Exercise material.
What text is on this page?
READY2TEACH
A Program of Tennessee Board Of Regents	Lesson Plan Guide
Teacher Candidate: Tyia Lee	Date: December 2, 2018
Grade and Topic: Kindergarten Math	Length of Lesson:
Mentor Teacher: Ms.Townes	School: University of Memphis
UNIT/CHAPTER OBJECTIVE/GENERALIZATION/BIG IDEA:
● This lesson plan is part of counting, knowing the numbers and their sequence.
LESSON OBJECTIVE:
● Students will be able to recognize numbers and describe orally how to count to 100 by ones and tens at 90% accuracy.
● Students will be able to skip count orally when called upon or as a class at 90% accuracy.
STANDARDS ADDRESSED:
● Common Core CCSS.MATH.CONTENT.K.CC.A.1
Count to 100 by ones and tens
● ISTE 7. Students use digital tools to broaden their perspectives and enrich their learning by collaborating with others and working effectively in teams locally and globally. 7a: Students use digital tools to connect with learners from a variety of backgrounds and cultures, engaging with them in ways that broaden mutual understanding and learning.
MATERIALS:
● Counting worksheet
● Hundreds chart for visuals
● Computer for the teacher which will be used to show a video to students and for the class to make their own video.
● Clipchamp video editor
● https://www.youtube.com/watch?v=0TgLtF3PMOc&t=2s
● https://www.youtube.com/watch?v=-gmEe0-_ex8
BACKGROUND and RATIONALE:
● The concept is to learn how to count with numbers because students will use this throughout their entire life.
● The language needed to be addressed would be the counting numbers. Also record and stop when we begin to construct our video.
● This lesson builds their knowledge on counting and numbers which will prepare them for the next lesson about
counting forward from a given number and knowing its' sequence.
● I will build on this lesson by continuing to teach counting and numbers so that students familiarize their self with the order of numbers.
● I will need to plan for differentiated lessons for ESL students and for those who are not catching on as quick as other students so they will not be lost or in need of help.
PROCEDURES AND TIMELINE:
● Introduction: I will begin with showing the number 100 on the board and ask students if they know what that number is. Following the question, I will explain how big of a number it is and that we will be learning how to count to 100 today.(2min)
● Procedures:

Exercise description. From the preceding material, extract every line exactly.

Exercise output.
What text is on this page?
READY2TEACH
A Program of Tennessee Board Of Regents	Lesson Plan Guide
Teacher Candidate: Tyia Lee	Date: December 2, 2018
Grade and Topic: Kindergarten Math	Length of Lesson:
Mentor Teacher: Ms.Townes	School: University of Memphis
UNIT/CHAPTER OBJECTIVE/GENERALIZATION/BIG IDEA:
● This lesson plan is part of counting, knowing the numbers and their sequence.
LESSON OBJECTIVE:
● Students will be able to recognize numbers and describe orally how to count to 100 by ones and tens at 90% accuracy.
● Students will be able to skip count orally when called upon or as a class at 90% accuracy.
STANDARDS ADDRESSED:
● Common Core CCSS.MATH.CONTENT.K.CC.A.1
Count to 100 by ones and tens
● ISTE 7. Students use digital tools to broaden their perspectives and enrich their learning by collaborating with others and working effectively in teams locally and globally. 7a: Students use digital tools to connect with learners from a variety of backgrounds and cultures, engaging with them in ways that broaden mutual understanding and learning.
MATERIALS:
● Counting worksheet
● Hundreds chart for visuals
● Computer for the teacher which will be used to show a video to students and for the class to make their own video.
● Clipchamp video editor
● https://www.youtube.com/watch?v=0TgLtF3PMOc&t=2s
● https://www.youtube.com/watch?v=-gmEe0-_ex8
BACKGROUND and RATIONALE:
● The concept is to learn how to count with numbers because students will use this throughout their entire life.
● The language needed to be addressed would be the counting numbers. Also record and stop when we begin to construct our video.
● This lesson builds their knowledge on counting and numbers which will prepare them for the next lesson about
counting forward from a given number and knowing its' sequence.
● I will build on this lesson by continuing to teach counting and numbers so that students familiarize their self with the order of numbers.
● I will need to plan for differentiated lessons for ESL students and for those who are not catching on as quick as other students so they will not be lost or in need of help.
PROCEDURES AND TIMELINE:
● Introduction: I will begin with showing the number 100 on the board and ask students if they know what that number is. Following the question, I will explain how big of a number it is and that we will be learning how to count to 100 today.(2min)
● Procedures:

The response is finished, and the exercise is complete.